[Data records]

::::::

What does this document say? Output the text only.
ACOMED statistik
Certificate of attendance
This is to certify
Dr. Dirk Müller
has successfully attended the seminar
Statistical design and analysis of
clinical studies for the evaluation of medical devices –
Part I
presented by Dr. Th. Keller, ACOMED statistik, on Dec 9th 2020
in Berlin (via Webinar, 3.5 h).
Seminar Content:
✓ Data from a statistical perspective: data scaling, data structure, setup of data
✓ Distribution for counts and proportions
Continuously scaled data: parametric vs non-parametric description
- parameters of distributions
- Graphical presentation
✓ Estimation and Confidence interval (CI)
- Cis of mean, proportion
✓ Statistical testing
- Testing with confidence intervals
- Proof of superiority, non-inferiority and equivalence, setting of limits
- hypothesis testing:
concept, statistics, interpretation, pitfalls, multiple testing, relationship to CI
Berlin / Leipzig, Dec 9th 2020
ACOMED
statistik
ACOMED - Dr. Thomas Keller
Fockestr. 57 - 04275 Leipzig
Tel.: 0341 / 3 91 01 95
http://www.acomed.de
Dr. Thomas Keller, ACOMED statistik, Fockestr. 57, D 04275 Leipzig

::::::

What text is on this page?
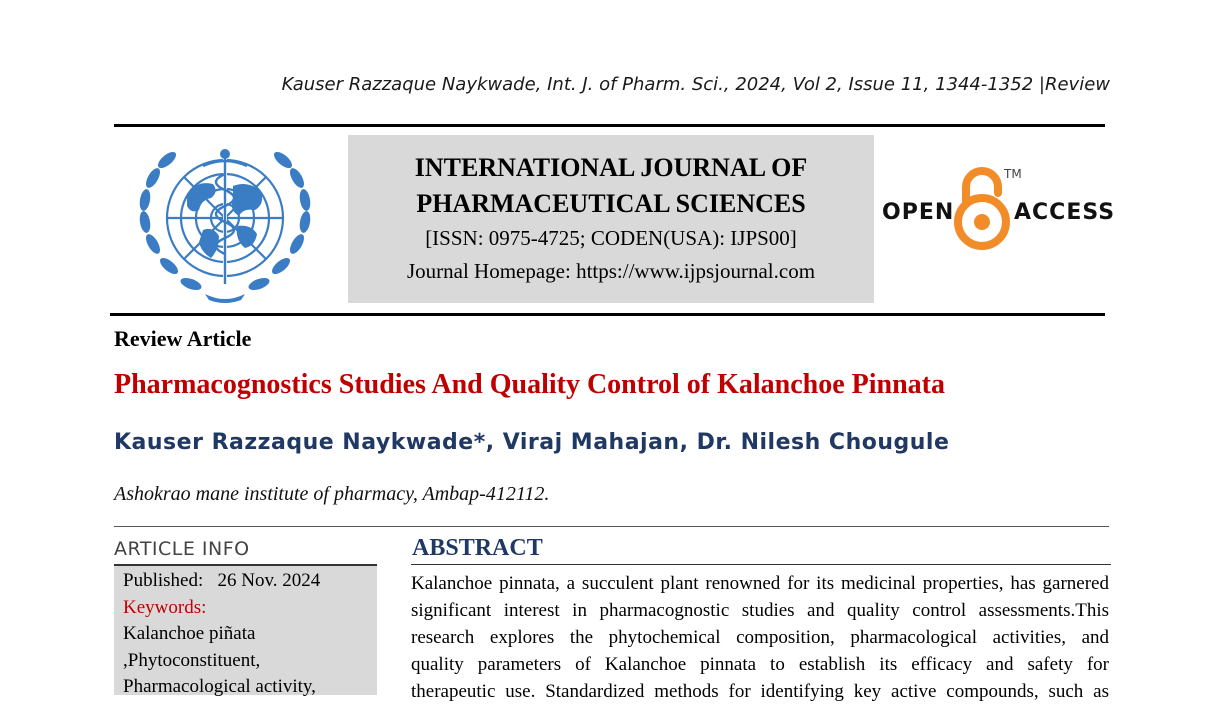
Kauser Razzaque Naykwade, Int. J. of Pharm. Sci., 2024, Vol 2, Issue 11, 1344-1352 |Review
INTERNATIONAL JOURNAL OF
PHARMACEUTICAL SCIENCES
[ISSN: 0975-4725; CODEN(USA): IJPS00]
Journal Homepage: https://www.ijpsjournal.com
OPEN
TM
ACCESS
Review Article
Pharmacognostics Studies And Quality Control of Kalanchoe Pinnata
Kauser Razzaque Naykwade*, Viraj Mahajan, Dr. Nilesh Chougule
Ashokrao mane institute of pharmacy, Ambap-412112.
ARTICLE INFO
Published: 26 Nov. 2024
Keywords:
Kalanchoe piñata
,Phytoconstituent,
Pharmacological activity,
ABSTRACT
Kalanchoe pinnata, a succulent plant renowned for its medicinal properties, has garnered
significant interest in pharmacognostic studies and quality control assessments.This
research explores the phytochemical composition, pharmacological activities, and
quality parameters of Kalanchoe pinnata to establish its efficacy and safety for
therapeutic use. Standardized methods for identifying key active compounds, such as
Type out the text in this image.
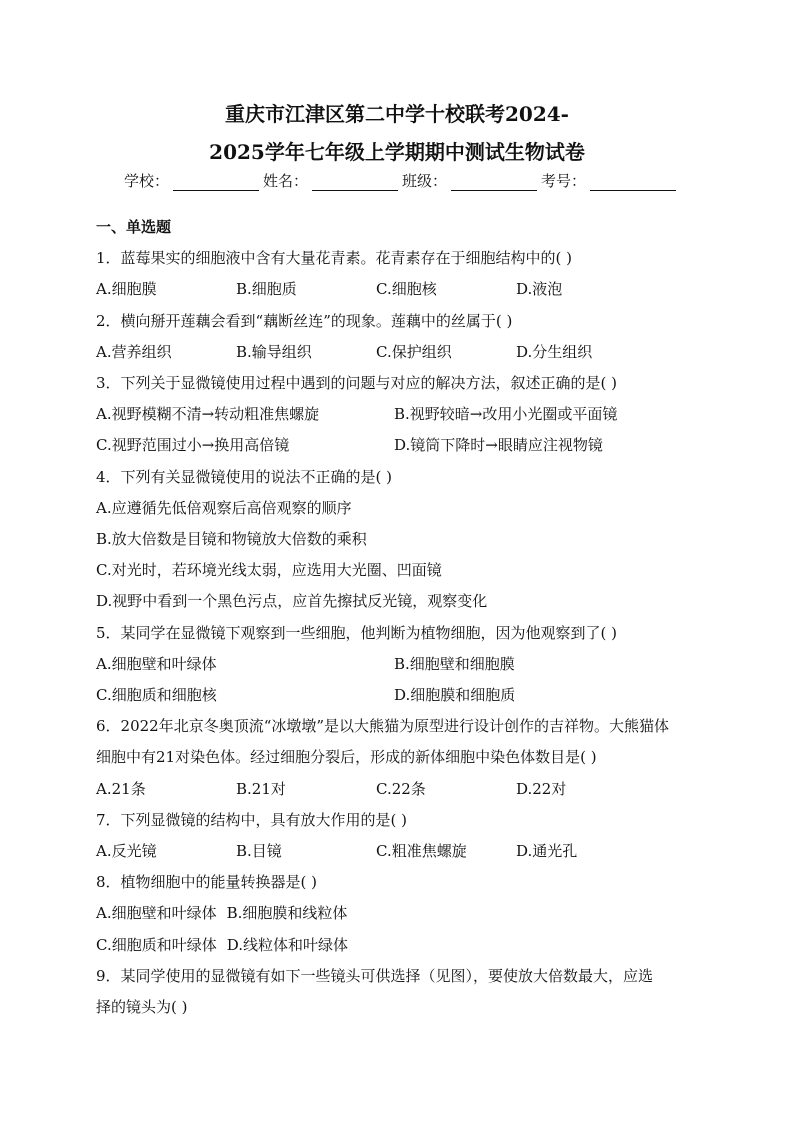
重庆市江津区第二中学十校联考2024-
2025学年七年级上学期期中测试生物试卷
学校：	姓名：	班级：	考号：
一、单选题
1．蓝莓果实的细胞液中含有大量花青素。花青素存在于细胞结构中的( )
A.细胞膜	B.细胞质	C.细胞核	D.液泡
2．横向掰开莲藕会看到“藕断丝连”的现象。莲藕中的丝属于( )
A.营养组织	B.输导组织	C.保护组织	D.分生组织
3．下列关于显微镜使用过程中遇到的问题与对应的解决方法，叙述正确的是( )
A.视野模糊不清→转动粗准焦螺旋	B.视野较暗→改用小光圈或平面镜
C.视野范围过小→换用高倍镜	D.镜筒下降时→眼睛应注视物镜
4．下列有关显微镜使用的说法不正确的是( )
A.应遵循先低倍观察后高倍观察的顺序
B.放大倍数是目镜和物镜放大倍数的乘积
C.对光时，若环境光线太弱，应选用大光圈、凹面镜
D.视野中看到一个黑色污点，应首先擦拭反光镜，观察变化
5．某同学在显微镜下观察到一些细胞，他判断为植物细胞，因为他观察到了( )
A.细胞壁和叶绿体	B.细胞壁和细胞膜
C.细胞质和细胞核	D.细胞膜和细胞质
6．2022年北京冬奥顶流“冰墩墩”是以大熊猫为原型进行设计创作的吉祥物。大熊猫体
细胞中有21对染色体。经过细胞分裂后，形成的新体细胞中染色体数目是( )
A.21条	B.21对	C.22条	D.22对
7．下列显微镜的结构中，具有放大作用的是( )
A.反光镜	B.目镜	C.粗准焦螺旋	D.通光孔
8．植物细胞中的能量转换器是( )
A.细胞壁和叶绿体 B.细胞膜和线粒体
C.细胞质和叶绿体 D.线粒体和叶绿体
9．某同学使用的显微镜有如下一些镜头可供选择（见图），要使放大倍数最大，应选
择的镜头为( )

::::::

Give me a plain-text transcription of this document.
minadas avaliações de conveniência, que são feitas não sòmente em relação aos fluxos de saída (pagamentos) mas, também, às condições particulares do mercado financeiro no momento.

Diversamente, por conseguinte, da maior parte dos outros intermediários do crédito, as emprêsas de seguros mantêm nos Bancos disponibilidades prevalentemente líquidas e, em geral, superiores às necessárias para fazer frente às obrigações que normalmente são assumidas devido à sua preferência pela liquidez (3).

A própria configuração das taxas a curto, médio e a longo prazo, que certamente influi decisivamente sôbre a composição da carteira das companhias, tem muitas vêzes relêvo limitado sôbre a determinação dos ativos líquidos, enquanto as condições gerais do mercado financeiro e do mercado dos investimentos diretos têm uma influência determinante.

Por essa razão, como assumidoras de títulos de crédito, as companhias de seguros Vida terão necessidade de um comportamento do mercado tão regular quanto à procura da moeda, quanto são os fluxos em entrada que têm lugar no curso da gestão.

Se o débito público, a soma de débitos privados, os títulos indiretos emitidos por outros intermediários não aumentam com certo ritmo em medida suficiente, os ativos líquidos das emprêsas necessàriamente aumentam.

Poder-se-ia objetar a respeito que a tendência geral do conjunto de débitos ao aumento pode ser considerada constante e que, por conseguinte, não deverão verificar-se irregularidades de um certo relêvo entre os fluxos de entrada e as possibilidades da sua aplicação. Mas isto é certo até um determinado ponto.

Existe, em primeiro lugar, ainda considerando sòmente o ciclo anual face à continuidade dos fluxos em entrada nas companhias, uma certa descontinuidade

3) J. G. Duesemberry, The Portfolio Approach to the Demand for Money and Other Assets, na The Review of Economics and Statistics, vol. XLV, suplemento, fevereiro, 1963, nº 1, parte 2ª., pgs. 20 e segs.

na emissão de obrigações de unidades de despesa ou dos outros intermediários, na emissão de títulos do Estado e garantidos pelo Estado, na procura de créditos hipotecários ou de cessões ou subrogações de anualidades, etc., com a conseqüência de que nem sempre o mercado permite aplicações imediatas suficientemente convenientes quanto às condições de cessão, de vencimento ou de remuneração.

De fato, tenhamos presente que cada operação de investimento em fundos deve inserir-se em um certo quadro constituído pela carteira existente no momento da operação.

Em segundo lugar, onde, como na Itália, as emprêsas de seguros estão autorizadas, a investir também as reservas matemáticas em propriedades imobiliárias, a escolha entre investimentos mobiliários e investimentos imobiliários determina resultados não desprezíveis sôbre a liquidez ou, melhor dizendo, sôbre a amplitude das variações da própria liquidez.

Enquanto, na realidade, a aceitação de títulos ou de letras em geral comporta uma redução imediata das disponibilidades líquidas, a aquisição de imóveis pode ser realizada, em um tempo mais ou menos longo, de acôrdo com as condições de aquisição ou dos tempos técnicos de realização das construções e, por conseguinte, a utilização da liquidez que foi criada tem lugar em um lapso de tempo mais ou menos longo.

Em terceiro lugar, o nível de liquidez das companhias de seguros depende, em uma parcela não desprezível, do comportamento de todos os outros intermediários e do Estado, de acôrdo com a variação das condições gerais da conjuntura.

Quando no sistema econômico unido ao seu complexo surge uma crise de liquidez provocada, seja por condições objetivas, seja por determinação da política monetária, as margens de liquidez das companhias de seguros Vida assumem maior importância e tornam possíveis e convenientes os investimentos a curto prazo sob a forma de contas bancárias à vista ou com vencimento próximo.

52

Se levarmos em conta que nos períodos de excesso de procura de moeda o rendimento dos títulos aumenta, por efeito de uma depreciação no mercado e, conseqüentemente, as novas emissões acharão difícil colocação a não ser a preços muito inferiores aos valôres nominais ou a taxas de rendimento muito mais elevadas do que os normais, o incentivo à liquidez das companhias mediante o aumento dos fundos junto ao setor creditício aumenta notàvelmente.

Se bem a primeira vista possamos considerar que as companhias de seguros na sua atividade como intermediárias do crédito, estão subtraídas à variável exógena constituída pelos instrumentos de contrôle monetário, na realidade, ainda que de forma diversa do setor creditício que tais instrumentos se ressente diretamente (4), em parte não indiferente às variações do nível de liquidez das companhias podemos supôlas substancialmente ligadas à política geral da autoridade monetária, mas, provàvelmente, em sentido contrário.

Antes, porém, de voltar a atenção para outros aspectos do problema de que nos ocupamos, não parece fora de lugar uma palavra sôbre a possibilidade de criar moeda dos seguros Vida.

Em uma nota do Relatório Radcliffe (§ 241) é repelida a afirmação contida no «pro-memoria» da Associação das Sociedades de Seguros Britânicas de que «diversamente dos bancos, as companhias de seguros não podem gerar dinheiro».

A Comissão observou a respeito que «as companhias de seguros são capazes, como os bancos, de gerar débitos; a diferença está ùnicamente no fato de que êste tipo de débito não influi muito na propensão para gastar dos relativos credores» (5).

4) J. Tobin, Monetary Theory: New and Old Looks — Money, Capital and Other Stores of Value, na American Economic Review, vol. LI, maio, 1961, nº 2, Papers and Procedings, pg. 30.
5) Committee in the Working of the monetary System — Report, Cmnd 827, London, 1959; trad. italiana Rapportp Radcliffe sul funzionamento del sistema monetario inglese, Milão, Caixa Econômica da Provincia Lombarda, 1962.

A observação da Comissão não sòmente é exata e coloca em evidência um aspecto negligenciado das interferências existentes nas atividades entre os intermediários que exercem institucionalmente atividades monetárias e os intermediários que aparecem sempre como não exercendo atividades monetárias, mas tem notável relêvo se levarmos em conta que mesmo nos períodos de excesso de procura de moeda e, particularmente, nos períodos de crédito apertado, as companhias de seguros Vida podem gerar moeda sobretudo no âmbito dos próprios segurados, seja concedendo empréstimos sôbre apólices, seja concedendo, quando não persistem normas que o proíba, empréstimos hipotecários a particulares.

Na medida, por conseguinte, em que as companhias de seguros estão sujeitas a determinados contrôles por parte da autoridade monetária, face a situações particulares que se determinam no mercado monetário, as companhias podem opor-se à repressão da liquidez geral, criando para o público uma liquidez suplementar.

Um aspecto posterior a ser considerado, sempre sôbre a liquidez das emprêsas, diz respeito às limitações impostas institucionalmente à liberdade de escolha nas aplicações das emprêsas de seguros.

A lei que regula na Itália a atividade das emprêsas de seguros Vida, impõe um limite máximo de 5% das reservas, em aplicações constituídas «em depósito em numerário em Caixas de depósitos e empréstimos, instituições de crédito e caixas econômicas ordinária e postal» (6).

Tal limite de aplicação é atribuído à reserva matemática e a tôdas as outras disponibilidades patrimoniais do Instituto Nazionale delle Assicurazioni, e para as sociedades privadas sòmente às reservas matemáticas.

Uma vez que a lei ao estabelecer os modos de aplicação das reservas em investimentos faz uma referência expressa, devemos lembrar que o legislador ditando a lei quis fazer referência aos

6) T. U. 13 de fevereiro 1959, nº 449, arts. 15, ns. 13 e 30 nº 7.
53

::::::

Directions for this task
Report every line in the data above in which the word "What" appears.

Exercise response
What does this document say? Output the text only.
What text is on this page?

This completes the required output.